_The problem:_
Print the records below exactly as they appear.

########

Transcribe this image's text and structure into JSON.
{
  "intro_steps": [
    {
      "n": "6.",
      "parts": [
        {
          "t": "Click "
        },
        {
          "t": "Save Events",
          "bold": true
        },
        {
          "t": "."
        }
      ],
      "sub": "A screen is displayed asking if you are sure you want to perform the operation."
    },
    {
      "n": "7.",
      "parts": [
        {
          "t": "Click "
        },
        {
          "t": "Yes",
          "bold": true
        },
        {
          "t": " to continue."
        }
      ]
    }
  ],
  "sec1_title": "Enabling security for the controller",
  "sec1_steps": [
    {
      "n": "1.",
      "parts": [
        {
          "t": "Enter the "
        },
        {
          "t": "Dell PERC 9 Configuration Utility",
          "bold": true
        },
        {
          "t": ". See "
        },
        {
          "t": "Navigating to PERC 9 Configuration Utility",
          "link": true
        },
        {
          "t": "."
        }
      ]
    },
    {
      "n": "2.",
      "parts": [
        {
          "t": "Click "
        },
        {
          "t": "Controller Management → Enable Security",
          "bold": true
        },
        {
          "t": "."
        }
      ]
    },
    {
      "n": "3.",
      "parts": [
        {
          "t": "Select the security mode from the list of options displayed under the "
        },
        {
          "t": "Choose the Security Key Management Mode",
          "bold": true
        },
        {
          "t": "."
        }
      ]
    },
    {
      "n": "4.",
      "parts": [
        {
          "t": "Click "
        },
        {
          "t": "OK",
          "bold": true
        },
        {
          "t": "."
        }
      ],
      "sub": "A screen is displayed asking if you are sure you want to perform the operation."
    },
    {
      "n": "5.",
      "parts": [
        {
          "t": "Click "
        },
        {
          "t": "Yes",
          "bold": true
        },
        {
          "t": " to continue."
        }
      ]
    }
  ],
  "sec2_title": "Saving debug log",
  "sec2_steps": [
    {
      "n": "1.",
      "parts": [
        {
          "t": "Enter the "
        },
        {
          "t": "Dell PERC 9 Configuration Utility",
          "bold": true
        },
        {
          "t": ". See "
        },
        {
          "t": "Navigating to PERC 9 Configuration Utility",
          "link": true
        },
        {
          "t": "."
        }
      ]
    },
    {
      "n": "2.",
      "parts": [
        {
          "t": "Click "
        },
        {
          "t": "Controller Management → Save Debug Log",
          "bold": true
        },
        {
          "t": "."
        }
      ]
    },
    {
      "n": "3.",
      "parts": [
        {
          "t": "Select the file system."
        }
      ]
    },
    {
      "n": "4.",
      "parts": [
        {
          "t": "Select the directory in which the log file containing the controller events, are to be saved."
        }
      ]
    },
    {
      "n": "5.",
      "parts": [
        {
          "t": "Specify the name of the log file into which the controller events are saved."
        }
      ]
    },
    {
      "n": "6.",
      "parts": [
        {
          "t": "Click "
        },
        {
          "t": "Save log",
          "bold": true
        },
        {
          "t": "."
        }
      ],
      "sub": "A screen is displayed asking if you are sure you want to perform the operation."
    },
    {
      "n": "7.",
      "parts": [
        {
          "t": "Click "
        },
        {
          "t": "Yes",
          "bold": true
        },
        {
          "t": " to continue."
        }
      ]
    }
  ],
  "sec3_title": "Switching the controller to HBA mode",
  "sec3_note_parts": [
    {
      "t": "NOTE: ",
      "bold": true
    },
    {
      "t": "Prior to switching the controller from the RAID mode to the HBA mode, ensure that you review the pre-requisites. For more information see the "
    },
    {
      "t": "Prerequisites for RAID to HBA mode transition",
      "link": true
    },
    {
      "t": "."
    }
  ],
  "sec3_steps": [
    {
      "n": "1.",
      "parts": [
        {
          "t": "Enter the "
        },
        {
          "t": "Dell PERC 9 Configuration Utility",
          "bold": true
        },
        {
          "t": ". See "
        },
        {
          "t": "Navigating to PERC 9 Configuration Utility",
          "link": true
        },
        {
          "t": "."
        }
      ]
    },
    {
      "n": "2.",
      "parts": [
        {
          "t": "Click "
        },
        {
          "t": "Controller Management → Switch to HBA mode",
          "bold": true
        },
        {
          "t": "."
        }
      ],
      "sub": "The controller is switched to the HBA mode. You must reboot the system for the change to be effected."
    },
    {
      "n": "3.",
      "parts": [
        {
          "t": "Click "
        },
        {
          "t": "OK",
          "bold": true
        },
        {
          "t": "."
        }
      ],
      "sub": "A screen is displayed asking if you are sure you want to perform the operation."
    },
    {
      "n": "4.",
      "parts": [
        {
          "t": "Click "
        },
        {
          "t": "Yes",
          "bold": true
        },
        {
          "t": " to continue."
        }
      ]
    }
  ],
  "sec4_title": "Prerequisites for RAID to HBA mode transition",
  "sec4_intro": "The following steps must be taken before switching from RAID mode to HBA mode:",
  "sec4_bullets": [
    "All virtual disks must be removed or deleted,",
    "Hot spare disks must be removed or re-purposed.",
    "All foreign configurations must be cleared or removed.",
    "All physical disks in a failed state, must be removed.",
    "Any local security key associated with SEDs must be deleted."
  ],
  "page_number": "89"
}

########

_Result:_
Transcribe this image's text and structure into JSON.
{
  "intro_steps": [
    {
      "n": "6.",
      "parts": [
        {
          "t": "Click "
        },
        {
          "t": "Save Events",
          "bold": true
        },
        {
          "t": "."
        }
      ],
      "sub": "A screen is displayed asking if you are sure you want to perform the operation."
    },
    {
      "n": "7.",
      "parts": [
        {
          "t": "Click "
        },
        {
          "t": "Yes",
          "bold": true
        },
        {
          "t": " to continue."
        }
      ]
    }
  ],
  "sec1_title": "Enabling security for the controller",
  "sec1_steps": [
    {
      "n": "1.",
      "parts": [
        {
          "t": "Enter the "
        },
        {
          "t": "Dell PERC 9 Configuration Utility",
          "bold": true
        },
        {
          "t": ". See "
        },
        {
          "t": "Navigating to PERC 9 Configuration Utility",
          "link": true
        },
        {
          "t": "."
        }
      ]
    },
    {
      "n": "2.",
      "parts": [
        {
          "t": "Click "
        },
        {
          "t": "Controller Management → Enable Security",
          "bold": true
        },
        {
          "t": "."
        }
      ]
    },
    {
      "n": "3.",
      "parts": [
        {
          "t": "Select the security mode from the list of options displayed under the "
        },
        {
          "t": "Choose the Security Key Management Mode",
          "bold": true
        },
        {
          "t": "."
        }
      ]
    },
    {
      "n": "4.",
      "parts": [
        {
          "t": "Click "
        },
        {
          "t": "OK",
          "bold": true
        },
        {
          "t": "."
        }
      ],
      "sub": "A screen is displayed asking if you are sure you want to perform the operation."
    },
    {
      "n": "5.",
      "parts": [
        {
          "t": "Click "
        },
        {
          "t": "Yes",
          "bold": true
        },
        {
          "t": " to continue."
        }
      ]
    }
  ],
  "sec2_title": "Saving debug log",
  "sec2_steps": [
    {
      "n": "1.",
      "parts": [
        {
          "t": "Enter the "
        },
        {
          "t": "Dell PERC 9 Configuration Utility",
          "bold": true
        },
        {
          "t": ". See "
        },
        {
          "t": "Navigating to PERC 9 Configuration Utility",
          "link": true
        },
        {
          "t": "."
        }
      ]
    },
    {
      "n": "2.",
      "parts": [
        {
          "t": "Click "
        },
        {
          "t": "Controller Management → Save Debug Log",
          "bold": true
        },
        {
          "t": "."
        }
      ]
    },
    {
      "n": "3.",
      "parts": [
        {
          "t": "Select the file system."
        }
      ]
    },
    {
      "n": "4.",
      "parts": [
        {
          "t": "Select the directory in which the log file containing the controller events, are to be saved."
        }
      ]
    },
    {
      "n": "5.",
      "parts": [
        {
          "t": "Specify the name of the log file into which the controller events are saved."
        }
      ]
    },
    {
      "n": "6.",
      "parts": [
        {
          "t": "Click "
        },
        {
          "t": "Save log",
          "bold": true
        },
        {
          "t": "."
        }
      ],
      "sub": "A screen is displayed asking if you are sure you want to perform the operation."
    },
    {
      "n": "7.",
      "parts": [
        {
          "t": "Click "
        },
        {
          "t": "Yes",
          "bold": true
        },
        {
          "t": " to continue."
        }
      ]
    }
  ],
  "sec3_title": "Switching the controller to HBA mode",
  "sec3_note_parts": [
    {
      "t": "NOTE: ",
      "bold": true
    },
    {
      "t": "Prior to switching the controller from the RAID mode to the HBA mode, ensure that you review the pre-requisites. For more information see the "
    },
    {
      "t": "Prerequisites for RAID to HBA mode transition",
      "link": true
    },
    {
      "t": "."
    }
  ],
  "sec3_steps": [
    {
      "n": "1.",
      "parts": [
        {
          "t": "Enter the "
        },
        {
          "t": "Dell PERC 9 Configuration Utility",
          "bold": true
        },
        {
          "t": ". See "
        },
        {
          "t": "Navigating to PERC 9 Configuration Utility",
          "link": true
        },
        {
          "t": "."
        }
      ]
    },
    {
      "n": "2.",
      "parts": [
        {
          "t": "Click "
        },
        {
          "t": "Controller Management → Switch to HBA mode",
          "bold": true
        },
        {
          "t": "."
        }
      ],
      "sub": "The controller is switched to the HBA mode. You must reboot the system for the change to be effected."
    },
    {
      "n": "3.",
      "parts": [
        {
          "t": "Click "
        },
        {
          "t": "OK",
          "bold": true
        },
        {
          "t": "."
        }
      ],
      "sub": "A screen is displayed asking if you are sure you want to perform the operation."
    },
    {
      "n": "4.",
      "parts": [
        {
          "t": "Click "
        },
        {
          "t": "Yes",
          "bold": true
        },
        {
          "t": " to continue."
        }
      ]
    }
  ],
  "sec4_title": "Prerequisites for RAID to HBA mode transition",
  "sec4_intro": "The following steps must be taken before switching from RAID mode to HBA mode:",
  "sec4_bullets": [
    "All virtual disks must be removed or deleted,",
    "Hot spare disks must be removed or re-purposed.",
    "All foreign configurations must be cleared or removed.",
    "All physical disks in a failed state, must be removed.",
    "Any local security key associated with SEDs must be deleted."
  ],
  "page_number": "89"
}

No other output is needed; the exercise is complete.